**抜粋**

"""

下院で増税議論、経済発展省は2019年のGDP予測を下方修正
(ロシア)
欧州ロシアCIS課
2018年07月13日
ロシア下院で、付加価値税(VAT)の引き上げや年金支給年齢改定(2018年6月15日記事参照)など各種税制改正に関する議論が開始された。経済官庁、中央銀行、研究機関などは増税の影響を反映した経済予測やコメントを発表。2019年のインフレ率は中銀が目標とする4.0%を超える見通しで、経済発展省は2019年のGDP成長率予測を1.4%へ下方修正した。
下院は7月3日、政府が6月中旬に提出した税制改正に関する第1読会を開催。2019年1月に予定するVAT税率の引き上げ(18%→20%)が注目されている。アンドレイ・マカロフ予算・税制委員長(与党・統一ロシア所属)は、プーチン大統領が設定した2024年までの政策目標(2018年5月8日記事参照)達成のため、今後6年間(2024年まで)安定した税制が必要と発言した。2004年以前はVAT税率が20%を超えており、(VAT税率が18%になった)2004~2018年に、企業は2%分を毎年「節約」できた、と独自の見解を述べた。中小企業団体、経営者団体、商工会議所の代表と議論を行い、社会貢献として2%分を「返還」することで全団体が一致したとした。年金改革やVATの早期還付制度の対象納税額の引き下げ〔70億ルーブル(約126億円、1ルーブル=約1.8円)以上から20億ルーブル以上へ〕、雇用主負担の被雇用者の社会保険料率(現在は30%、注1)の無期限固定など、20の関連法案を7月に一括して審議・採択する予定だ。
アントン・シルアノフ第1副首相兼財務相は、今回のVAT税率引き上げで2019年にインフレ率が当初予想よりも1~1.5ポイント増の4~4.5%に上昇する見通しに言及した。中銀は、アナウンス効果(注2)により2018年内にも物価が上がり始める可能性を指摘。ガイダル経済政策研究所およびロシア国民経済公務アカデミーの共同研究によると、インフレの加速で家計購買力の低下や資本の収益性低下による投資減少を招き、経済活動主体が増税を前提とした行動を取らない場合に比べ、2019年の経済成長と家計消費は0.2~0.35%減、投資は0.4~0.7%減、輸入が0.35~0.45%減と予測。一方、2018年は駆け込み需要から、家計消費が0.15~0.3%増となる可能性を指摘する。
経済発展省は最新の経済予測(7月4日)で、耐久消費財を中心とした駆け込み需要でインフレ率が上昇すると予測している。2018年は3.1%と前回(2.8%)より上方修正し2019年末は4.3%、2020年末は3.8%(いずれも前年末比)と予測した。2018年のGDP成長率は1.9%と変わらず、2019年は1.4%に下方修正した(前回予測は2.1~2.2%)。実質給与の伸びの低下などが原因としている。生産性向上、中小企業育成、非資源分野やサービス輸出の拡大、人材育成などを総合的に進めれば、プーチン大統領が掲げる政策目標(注3)達成に必要な3%の成長率を2021~2024年の間は維持できるが、もしもそれができない場合は1.5~2.0%の成長率にとどまるとしている。
(注1)雇用主は被雇用者給与額の30%(内訳:年金基金22%、社会保険基金2.9%、連邦医療保険基金5.1%)を社会保障費として負担。同30%は2021年までの軽減税率で、本来は34%(年金基金の料率は26%)。今回の法改正で30%の負担率を無期限化する。
(注2)予測や計画などの公表が一般の人々の経済活動に変化を与えること。
(注3)プーチン大統領は2024年までにGDP総額でロシアを世界5位以内にするとしている。

"""

**集めたデータ項目**

"""

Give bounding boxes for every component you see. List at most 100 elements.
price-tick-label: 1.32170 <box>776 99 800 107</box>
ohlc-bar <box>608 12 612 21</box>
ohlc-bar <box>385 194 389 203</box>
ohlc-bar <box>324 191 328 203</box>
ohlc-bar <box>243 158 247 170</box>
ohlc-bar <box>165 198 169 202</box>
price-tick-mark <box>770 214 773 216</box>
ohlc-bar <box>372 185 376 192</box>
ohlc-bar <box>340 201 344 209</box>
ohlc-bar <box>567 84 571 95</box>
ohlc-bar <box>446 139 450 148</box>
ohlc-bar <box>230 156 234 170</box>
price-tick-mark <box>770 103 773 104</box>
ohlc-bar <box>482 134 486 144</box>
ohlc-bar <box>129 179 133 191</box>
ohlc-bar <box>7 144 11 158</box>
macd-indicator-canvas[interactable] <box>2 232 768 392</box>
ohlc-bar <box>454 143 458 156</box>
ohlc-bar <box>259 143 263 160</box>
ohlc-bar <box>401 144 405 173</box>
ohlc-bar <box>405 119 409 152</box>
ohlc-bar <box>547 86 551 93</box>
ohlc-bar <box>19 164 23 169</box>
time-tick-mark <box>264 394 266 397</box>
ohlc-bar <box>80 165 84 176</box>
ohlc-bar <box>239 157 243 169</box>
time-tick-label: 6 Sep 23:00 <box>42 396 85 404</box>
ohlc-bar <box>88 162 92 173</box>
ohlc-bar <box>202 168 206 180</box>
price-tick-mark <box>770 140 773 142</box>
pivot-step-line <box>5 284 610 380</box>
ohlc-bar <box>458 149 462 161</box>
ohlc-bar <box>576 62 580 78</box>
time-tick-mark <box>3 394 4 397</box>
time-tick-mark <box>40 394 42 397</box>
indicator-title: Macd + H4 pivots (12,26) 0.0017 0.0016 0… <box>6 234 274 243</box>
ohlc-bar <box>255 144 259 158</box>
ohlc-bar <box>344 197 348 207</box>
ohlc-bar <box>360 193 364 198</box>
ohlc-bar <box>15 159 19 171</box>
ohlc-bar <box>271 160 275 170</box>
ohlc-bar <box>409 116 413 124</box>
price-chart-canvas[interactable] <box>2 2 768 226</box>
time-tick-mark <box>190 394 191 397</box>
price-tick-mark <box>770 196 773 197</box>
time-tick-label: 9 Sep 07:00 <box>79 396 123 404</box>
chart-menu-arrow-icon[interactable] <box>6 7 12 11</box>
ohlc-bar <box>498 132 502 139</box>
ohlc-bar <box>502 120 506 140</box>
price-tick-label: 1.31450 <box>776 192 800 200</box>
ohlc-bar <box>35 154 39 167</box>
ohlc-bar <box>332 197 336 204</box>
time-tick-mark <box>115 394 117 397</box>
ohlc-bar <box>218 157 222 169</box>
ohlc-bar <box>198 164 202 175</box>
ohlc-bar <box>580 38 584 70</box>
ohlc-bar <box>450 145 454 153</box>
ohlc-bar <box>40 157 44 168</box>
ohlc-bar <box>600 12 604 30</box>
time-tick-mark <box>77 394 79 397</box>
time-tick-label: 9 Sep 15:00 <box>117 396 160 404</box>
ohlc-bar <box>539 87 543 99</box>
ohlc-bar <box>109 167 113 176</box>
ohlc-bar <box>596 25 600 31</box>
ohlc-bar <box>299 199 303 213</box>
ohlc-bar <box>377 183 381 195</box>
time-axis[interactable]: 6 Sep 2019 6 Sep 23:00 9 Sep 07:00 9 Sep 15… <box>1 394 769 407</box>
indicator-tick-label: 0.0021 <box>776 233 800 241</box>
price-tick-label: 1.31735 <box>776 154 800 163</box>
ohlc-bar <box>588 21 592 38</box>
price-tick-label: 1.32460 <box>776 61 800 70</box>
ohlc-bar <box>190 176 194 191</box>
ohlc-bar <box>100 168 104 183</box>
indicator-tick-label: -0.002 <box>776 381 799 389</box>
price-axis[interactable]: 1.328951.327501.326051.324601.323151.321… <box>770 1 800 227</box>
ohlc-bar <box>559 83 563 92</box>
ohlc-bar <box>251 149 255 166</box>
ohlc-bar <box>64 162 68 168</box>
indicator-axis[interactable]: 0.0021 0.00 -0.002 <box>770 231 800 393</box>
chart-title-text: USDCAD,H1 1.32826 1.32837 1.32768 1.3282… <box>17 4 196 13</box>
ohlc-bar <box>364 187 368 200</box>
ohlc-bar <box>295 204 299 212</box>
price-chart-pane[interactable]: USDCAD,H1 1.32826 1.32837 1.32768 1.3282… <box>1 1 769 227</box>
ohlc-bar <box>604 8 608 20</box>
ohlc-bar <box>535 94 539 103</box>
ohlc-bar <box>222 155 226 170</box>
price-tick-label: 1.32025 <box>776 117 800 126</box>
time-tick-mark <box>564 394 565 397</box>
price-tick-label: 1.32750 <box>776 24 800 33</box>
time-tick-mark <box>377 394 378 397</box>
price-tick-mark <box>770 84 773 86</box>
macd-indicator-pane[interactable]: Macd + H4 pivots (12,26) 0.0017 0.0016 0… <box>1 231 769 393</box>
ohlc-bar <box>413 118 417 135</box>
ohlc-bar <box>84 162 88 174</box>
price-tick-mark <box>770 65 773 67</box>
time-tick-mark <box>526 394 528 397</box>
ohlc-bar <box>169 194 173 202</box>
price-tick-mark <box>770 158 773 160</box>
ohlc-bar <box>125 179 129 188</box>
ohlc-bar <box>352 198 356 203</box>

"""

**取り組む課題**
1. ロシアの増税に関する記事の内容を、2文でまとめてください。
2. ロシアの増税に関する記事をもとに、次の問いに答えてください。
(a) 下院が税制改正の第1読会を開いたのは何月何日か。
(b) VATの早期還付制度の対象納税額は、いくら以上に引き下げられる予定か。
(c) 経済発展省は、2020年末のインフレ率を何%と予測したか。
3. ロシアの増税に関する記事のうち、「アントン・シルアノフ第1副首」から「(注2)予測や計画などの公表が一般の人々の経済活動に変化を与えること。」までを、そのまま書き写してください。

**課題の答え**
1. ロシア下院で、VAT税率を18%から20%に上げる案などの税制改正の議論が始まり、2019年のインフレ率は中銀の目標である4.0%を超える見通しとなった。経済発展省は実質給与の伸びの低下などを理由に、2019年のGDP成長率予測を1.4%に引き下げた。

2.
(a) 7月3日
(b) 20億ルーブル以上
(c) 3.8%

3.
アントン・シルアノフ第1副首相兼財務相は、今回のVAT税率引き上げで2019年にインフレ率が当初予想よりも1~1.5ポイント増の4~4.5%に上昇する見通しに言及した。中銀は、アナウンス効果(注2)により2018年内にも物価が上がり始める可能性を指摘。ガイダル経済政策研究所およびロシア国民経済公務アカデミーの共同研究によると、インフレの加速で家計購買力の低下や資本の収益性低下による投資減少を招き、経済活動主体が増税を前提とした行動を取らない場合に比べ、2019年の経済成長と家計消費は0.2~0.35%減、投資は0.4~0.7%減、輸入が0.35~0.45%減と予測。一方、2018年は駆け込み需要から、家計消費が0.15~0.3%増となる可能性を指摘する。
経済発展省は最新の経済予測(7月4日)で、耐久消費財を中心とした駆け込み需要でインフレ率が上昇すると予測している。2018年は3.1%と前回(2.8%)より上方修正し2019年末は4.3%、2020年末は3.8%(いずれも前年末比)と予測した。2018年のGDP成長率は1.9%と変わらず、2019年は1.4%に下方修正した(前回予測は2.1~2.2%)。実質給与の伸びの低下などが原因としている。生産性向上、中小企業育成、非資源分野やサービス輸出の拡大、人材育成などを総合的に進めれば、プーチン大統領が掲げる政策目標(注3)達成に必要な3%の成長率を2021~2024年の間は維持できるが、もしもそれができない場合は1.5~2.0%の成長率にとどまるとしている。
(注1)雇用主は被雇用者給与額の30%(内訳:年金基金22%、社会保険基金2.9%、連邦医療保険基金5.1%)を社会保障費として負担。同30%は2021年までの軽減税率で、本来は34%(年金基金の料率は26%)。今回の法改正で30%の負担率を無期限化する。
(注2)予測や計画などの公表が一般の人々の経済活動に変化を与えること。